_What to produce_
The records that follow need to be output exactly as they are.

***** Entries provided

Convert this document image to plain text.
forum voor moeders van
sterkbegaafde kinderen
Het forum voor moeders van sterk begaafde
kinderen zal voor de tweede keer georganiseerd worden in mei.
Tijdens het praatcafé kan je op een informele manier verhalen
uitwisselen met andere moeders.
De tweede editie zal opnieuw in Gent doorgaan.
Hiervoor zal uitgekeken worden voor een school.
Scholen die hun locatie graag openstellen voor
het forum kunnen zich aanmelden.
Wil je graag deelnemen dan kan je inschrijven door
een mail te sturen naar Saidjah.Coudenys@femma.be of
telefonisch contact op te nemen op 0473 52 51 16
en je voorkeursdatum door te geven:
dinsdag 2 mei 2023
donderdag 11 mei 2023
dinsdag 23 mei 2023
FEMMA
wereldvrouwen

**********

_Solution to this exercise_
Convert this document image to plain text.
forum voor moeders van
sterkbegaafde kinderen
Het forum voor moeders van sterk begaafde
kinderen zal voor de tweede keer georganiseerd worden in mei.
Tijdens het praatcafé kan je op een informele manier verhalen
uitwisselen met andere moeders.
De tweede editie zal opnieuw in Gent doorgaan.
Hiervoor zal uitgekeken worden voor een school.
Scholen die hun locatie graag openstellen voor
het forum kunnen zich aanmelden.
Wil je graag deelnemen dan kan je inschrijven door
een mail te sturen naar Saidjah.Coudenys@femma.be of
telefonisch contact op te nemen op 0473 52 51 16
en je voorkeursdatum door te geven:
dinsdag 2 mei 2023
donderdag 11 mei 2023
dinsdag 23 mei 2023
FEMMA
wereldvrouwen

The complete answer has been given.